▸ What to do
Lines that include the word "Prince" are the ones to copy.

[Dataset records]
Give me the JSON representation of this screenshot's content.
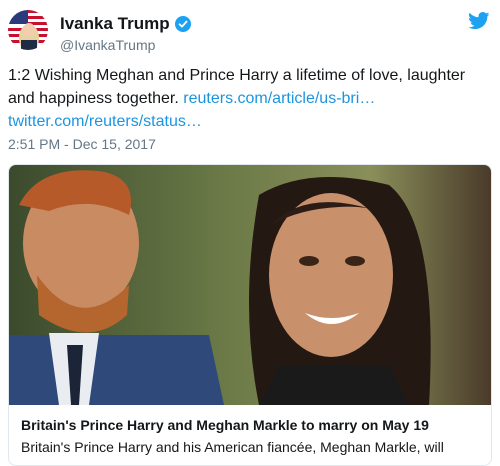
{
  "author": {
    "name": "Ivanka Trump",
    "handle": "@IvankaTrump",
    "avatar_icon": "avatar-flag-portrait",
    "verified_icon": "verified-badge-icon"
  },
  "brand_icon": "twitter-bird-icon",
  "tweet": {
    "text": "1:2 Wishing Meghan and Prince Harry a lifetime of love, laughter and happiness together.",
    "link1": "reuters.com/article/us-bri…",
    "link2": "twitter.com/reuters/status…",
    "timestamp": "2:51 PM - Dec 15, 2017"
  },
  "card": {
    "title": "Britain's Prince Harry and Meghan Markle to marry on May 19",
    "description": "Britain's Prince Harry and his American fiancée, Meghan Markle, will"
  },
  "colors": {
    "link": "#1b95e0",
    "muted": "#657786",
    "text": "#14171a",
    "verified": "#1da1f2"
  }
}
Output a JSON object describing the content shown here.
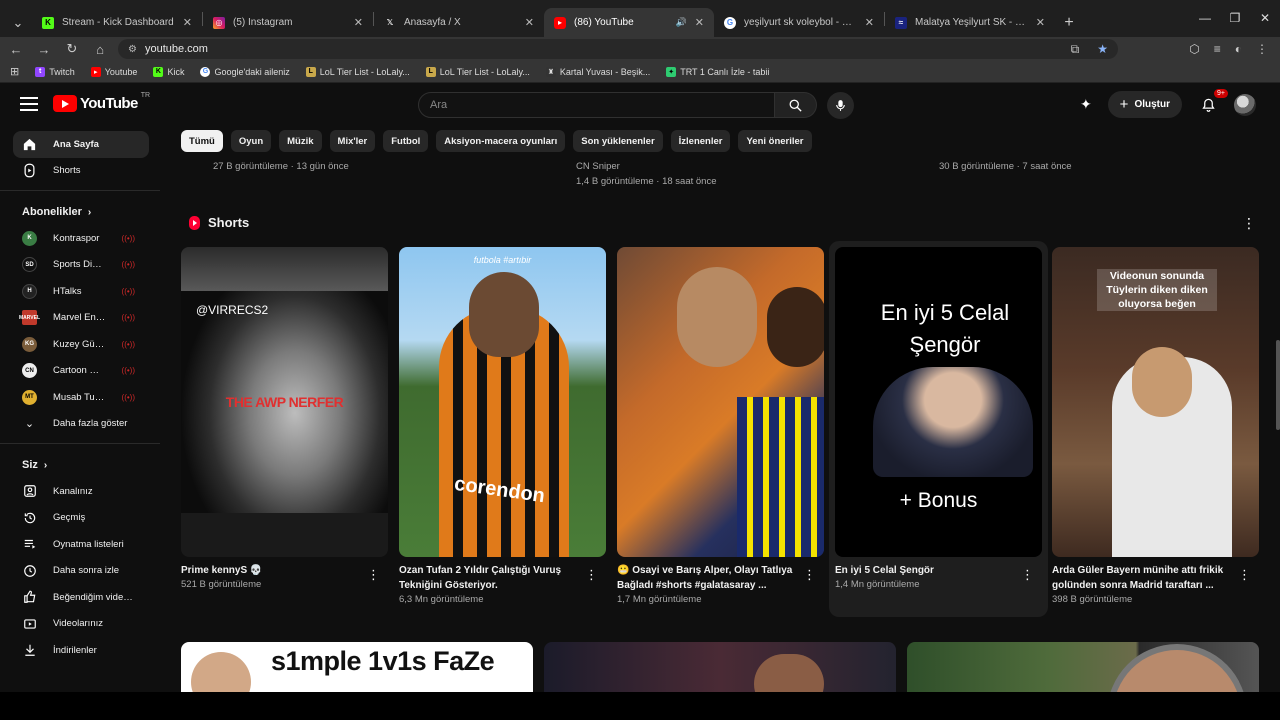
{
  "browser": {
    "tabs": [
      {
        "title": "Stream - Kick Dashboard",
        "icon": "kick-icon",
        "active": false
      },
      {
        "title": "(5) Instagram",
        "icon": "instagram-icon",
        "active": false
      },
      {
        "title": "Anasayfa / X",
        "icon": "x-icon",
        "active": false
      },
      {
        "title": "(86) YouTube",
        "icon": "youtube-icon",
        "active": true
      },
      {
        "title": "yeşilyurt sk voleybol - Google'd",
        "icon": "google-icon",
        "active": false
      },
      {
        "title": "Malatya Yeşilyurt SK - Kulüp pr",
        "icon": "club-icon",
        "active": false
      }
    ],
    "url": "youtube.com",
    "bookmarks": [
      {
        "label": "Twitch",
        "color": "#9146ff"
      },
      {
        "label": "Youtube",
        "color": "#ff0000"
      },
      {
        "label": "Kick",
        "color": "#53fc18"
      },
      {
        "label": "Google'daki aileniz",
        "color": "#4285f4"
      },
      {
        "label": "LoL Tier List - LoLaly...",
        "color": "#c8a84b"
      },
      {
        "label": "LoL Tier List - LoLaly...",
        "color": "#c8a84b"
      },
      {
        "label": "Kartal Yuvası - Beşik...",
        "color": "#dddddd"
      },
      {
        "label": "TRT 1 Canlı İzle - tabii",
        "color": "#2ecc71"
      }
    ]
  },
  "header": {
    "logo_text": "YouTube",
    "region": "TR",
    "search_placeholder": "Ara",
    "create_label": "Oluştur",
    "notification_count": "9+"
  },
  "sidebar": {
    "main": [
      {
        "label": "Ana Sayfa",
        "icon": "home-icon",
        "active": true
      },
      {
        "label": "Shorts",
        "icon": "shorts-icon",
        "active": false
      }
    ],
    "subscriptions_title": "Abonelikler",
    "subscriptions": [
      {
        "label": "Kontraspor",
        "abbr": "K",
        "color": "#3a7d44"
      },
      {
        "label": "Sports Digitale",
        "abbr": "SD",
        "color": "#111111"
      },
      {
        "label": "HTalks",
        "abbr": "H",
        "color": "#222222"
      },
      {
        "label": "Marvel Entertain...",
        "abbr": "M",
        "color": "#c0392b"
      },
      {
        "label": "Kuzey Güney",
        "abbr": "KG",
        "color": "#7a5c3a"
      },
      {
        "label": "Cartoon Network...",
        "abbr": "CN",
        "color": "#eeeeee"
      },
      {
        "label": "Musab Tuana",
        "abbr": "MT",
        "color": "#e0b030"
      }
    ],
    "show_more": "Daha fazla göster",
    "you_title": "Siz",
    "you_items": [
      {
        "label": "Kanalınız",
        "icon": "channel-icon"
      },
      {
        "label": "Geçmiş",
        "icon": "history-icon"
      },
      {
        "label": "Oynatma listeleri",
        "icon": "playlist-icon"
      },
      {
        "label": "Daha sonra izle",
        "icon": "watch-later-icon"
      },
      {
        "label": "Beğendiğim videolar",
        "icon": "like-icon"
      },
      {
        "label": "Videolarınız",
        "icon": "your-videos-icon"
      },
      {
        "label": "İndirilenler",
        "icon": "download-icon"
      }
    ]
  },
  "chips": [
    "Tümü",
    "Oyun",
    "Müzik",
    "Mix'ler",
    "Futbol",
    "Aksiyon-macera oyunları",
    "Son yüklenenler",
    "İzlenenler",
    "Yeni öneriler"
  ],
  "previous_row": [
    {
      "line1": "27 B görüntüleme · 13 gün önce",
      "line2": ""
    },
    {
      "line1": "CN Sniper",
      "line2": "1,4 B görüntüleme · 18 saat önce"
    },
    {
      "line1": "30 B görüntüleme · 7 saat önce",
      "line2": ""
    }
  ],
  "shorts": {
    "section_title": "Shorts",
    "items": [
      {
        "title": "Prime kennyS 💀",
        "views": "521 B görüntüleme",
        "overlay_top": "@VIRRECS2",
        "overlay_mid": "THE AWP NERFER"
      },
      {
        "title": "Ozan Tufan 2 Yıldır Çalıştığı Vuruş Tekniğini Gösteriyor.",
        "views": "6,3 Mn görüntüleme",
        "overlay_top": "futbola #artıbir",
        "overlay_mid": "corendon"
      },
      {
        "title": "😬 Osayi ve Barış Alper, Olayı Tatlıya Bağladı #shorts #galatasaray ...",
        "views": "1,7 Mn görüntüleme",
        "overlay_top": "",
        "overlay_mid": ""
      },
      {
        "title": "En iyi 5 Celal Şengör",
        "views": "1,4 Mn görüntüleme",
        "overlay_top": "En iyi 5 Celal Şengör",
        "overlay_mid": "+ Bonus"
      },
      {
        "title": "Arda Güler Bayern münihe attı frikik golünden sonra Madrid taraftarı ...",
        "views": "398 B görüntüleme",
        "overlay_top": "Videonun sonunda Tüylerin diken diken oluyorsa beğen",
        "overlay_mid": ""
      }
    ]
  },
  "next_row": [
    {
      "overlay": "s1mple 1v1s FaZe"
    }
  ]
}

▸ Reply
    "text": "1:2 Wishing Meghan and Prince Harry a lifetime of love, laughter and happiness together.",
    "title": "Britain's Prince Harry and Meghan Markle to marry on May 19",
    "description": "Britain's Prince Harry and his American fiancée, Meghan Markle, will"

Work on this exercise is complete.